REQUIREMENTS »
Read the records and gather each line that includes "chaudiere".

MATERIAL PROVIDED »
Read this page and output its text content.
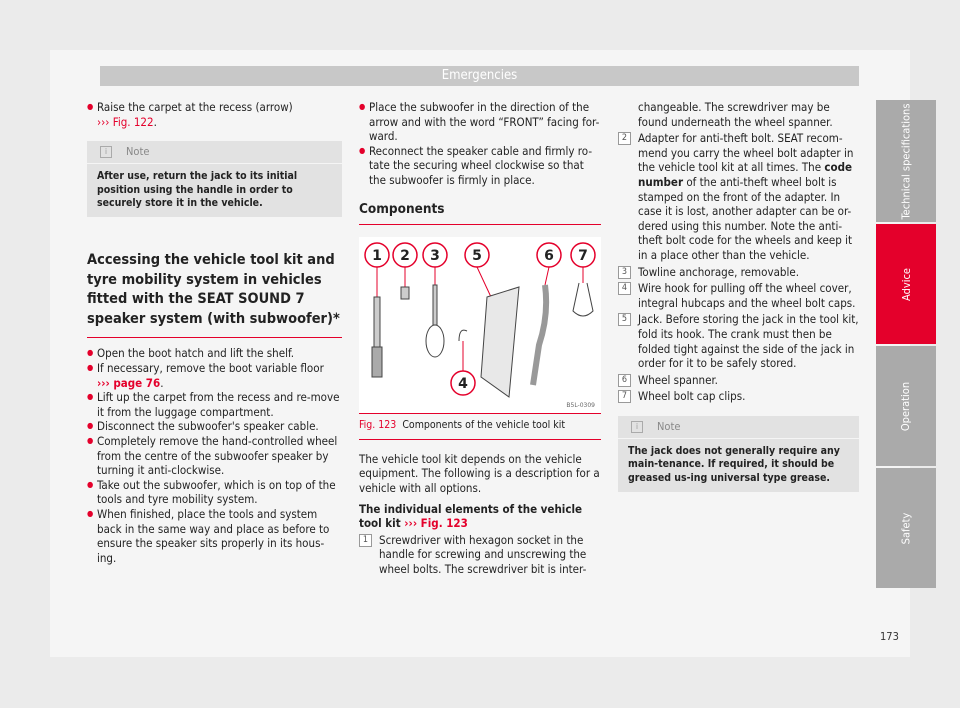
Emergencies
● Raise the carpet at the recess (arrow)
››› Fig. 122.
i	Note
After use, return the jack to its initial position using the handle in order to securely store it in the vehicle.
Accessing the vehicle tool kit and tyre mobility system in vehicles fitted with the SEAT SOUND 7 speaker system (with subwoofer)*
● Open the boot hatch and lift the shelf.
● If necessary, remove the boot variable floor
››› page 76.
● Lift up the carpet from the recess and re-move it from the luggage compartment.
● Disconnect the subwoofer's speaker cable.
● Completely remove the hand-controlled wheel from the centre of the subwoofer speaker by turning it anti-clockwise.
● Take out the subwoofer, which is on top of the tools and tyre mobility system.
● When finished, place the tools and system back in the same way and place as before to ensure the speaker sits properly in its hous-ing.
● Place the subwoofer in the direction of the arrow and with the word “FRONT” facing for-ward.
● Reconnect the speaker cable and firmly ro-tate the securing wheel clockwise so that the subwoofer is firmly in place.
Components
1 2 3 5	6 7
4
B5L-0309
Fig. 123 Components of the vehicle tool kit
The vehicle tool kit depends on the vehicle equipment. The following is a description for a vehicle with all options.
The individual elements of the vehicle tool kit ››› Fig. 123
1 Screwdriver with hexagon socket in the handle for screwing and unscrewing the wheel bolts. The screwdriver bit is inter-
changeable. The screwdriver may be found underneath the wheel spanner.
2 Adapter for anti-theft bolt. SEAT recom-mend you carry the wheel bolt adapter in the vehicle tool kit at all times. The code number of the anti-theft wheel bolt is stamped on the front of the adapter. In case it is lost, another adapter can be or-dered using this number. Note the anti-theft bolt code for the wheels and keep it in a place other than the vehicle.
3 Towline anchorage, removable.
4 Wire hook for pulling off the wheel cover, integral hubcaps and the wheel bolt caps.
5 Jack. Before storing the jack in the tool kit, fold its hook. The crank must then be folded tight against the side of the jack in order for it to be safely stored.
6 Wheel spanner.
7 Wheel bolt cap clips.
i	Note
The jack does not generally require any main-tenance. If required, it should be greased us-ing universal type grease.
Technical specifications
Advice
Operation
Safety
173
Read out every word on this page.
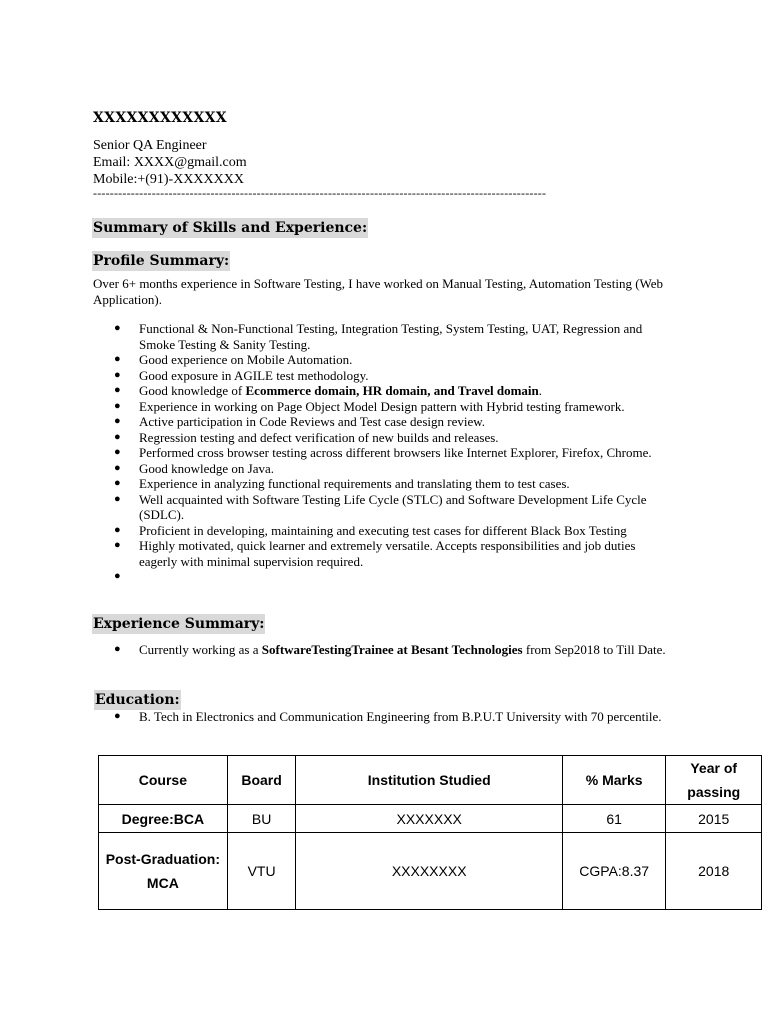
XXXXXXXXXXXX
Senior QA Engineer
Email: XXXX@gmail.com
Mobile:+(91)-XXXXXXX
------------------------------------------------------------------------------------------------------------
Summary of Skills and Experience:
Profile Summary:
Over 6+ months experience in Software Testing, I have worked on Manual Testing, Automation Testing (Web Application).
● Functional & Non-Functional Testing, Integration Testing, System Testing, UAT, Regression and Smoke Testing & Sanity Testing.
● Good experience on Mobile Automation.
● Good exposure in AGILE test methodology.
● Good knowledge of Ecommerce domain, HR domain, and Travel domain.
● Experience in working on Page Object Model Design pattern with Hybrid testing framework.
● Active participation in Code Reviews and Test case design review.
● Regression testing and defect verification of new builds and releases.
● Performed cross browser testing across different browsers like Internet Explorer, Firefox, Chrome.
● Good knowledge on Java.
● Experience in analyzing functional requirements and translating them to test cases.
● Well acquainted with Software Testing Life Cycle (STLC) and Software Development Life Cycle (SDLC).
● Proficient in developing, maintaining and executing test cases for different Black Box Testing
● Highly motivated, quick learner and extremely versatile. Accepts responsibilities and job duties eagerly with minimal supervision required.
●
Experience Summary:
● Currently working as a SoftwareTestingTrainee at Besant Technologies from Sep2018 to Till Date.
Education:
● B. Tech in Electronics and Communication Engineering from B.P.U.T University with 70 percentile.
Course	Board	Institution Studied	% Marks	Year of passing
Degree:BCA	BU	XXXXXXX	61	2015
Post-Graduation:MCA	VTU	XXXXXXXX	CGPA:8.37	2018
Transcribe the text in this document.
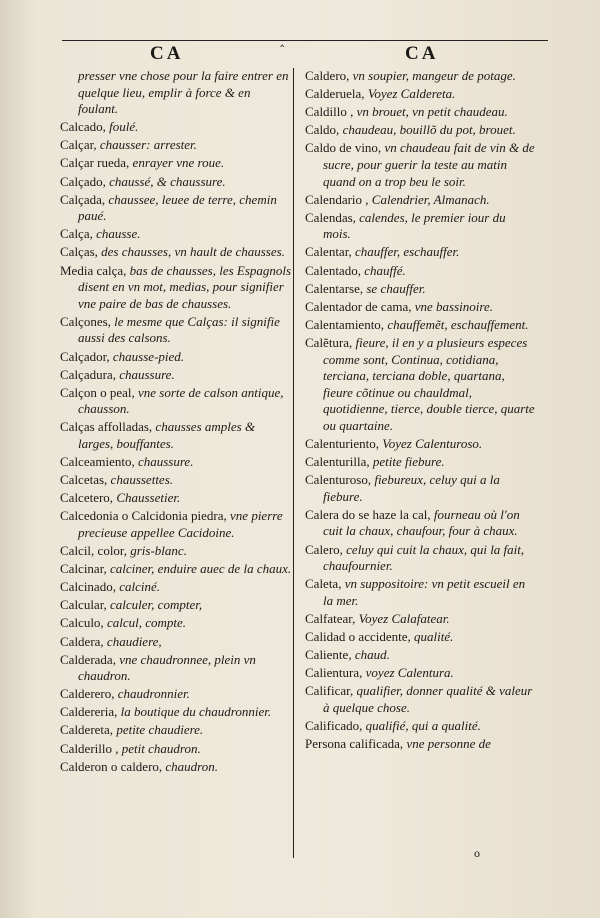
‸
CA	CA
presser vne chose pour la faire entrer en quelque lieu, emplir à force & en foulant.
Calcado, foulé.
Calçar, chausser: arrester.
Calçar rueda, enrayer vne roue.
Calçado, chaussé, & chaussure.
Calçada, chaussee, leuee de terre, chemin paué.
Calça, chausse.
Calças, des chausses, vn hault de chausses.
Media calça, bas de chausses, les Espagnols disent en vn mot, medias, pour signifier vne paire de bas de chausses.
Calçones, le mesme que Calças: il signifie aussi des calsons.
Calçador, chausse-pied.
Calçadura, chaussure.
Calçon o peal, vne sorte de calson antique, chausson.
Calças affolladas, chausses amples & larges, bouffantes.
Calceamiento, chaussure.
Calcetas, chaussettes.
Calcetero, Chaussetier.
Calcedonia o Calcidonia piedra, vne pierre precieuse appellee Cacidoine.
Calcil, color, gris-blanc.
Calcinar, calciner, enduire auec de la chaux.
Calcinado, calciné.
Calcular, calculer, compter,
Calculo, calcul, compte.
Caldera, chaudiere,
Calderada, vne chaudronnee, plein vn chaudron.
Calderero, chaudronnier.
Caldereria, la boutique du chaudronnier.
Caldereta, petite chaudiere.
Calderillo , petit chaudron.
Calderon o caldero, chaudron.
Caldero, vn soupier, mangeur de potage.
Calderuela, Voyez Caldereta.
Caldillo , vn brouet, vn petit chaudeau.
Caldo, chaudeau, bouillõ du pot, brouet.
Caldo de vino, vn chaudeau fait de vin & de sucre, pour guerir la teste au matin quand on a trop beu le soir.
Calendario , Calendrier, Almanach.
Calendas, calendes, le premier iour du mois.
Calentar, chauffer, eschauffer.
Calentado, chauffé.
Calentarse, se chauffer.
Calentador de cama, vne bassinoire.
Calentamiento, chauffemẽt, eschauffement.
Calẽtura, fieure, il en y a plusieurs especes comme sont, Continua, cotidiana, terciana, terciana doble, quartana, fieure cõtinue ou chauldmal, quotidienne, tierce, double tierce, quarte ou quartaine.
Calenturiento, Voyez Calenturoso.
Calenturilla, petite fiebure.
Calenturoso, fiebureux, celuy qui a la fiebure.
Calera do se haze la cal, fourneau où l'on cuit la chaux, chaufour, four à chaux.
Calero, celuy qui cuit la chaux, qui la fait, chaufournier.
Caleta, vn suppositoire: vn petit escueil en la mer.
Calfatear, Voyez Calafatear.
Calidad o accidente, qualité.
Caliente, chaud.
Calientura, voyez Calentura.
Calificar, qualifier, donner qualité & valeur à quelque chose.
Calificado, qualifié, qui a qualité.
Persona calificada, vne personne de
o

COMPLETE OUTPUT »
Caldera, chaudiere,
Caldereta, petite chaudiere.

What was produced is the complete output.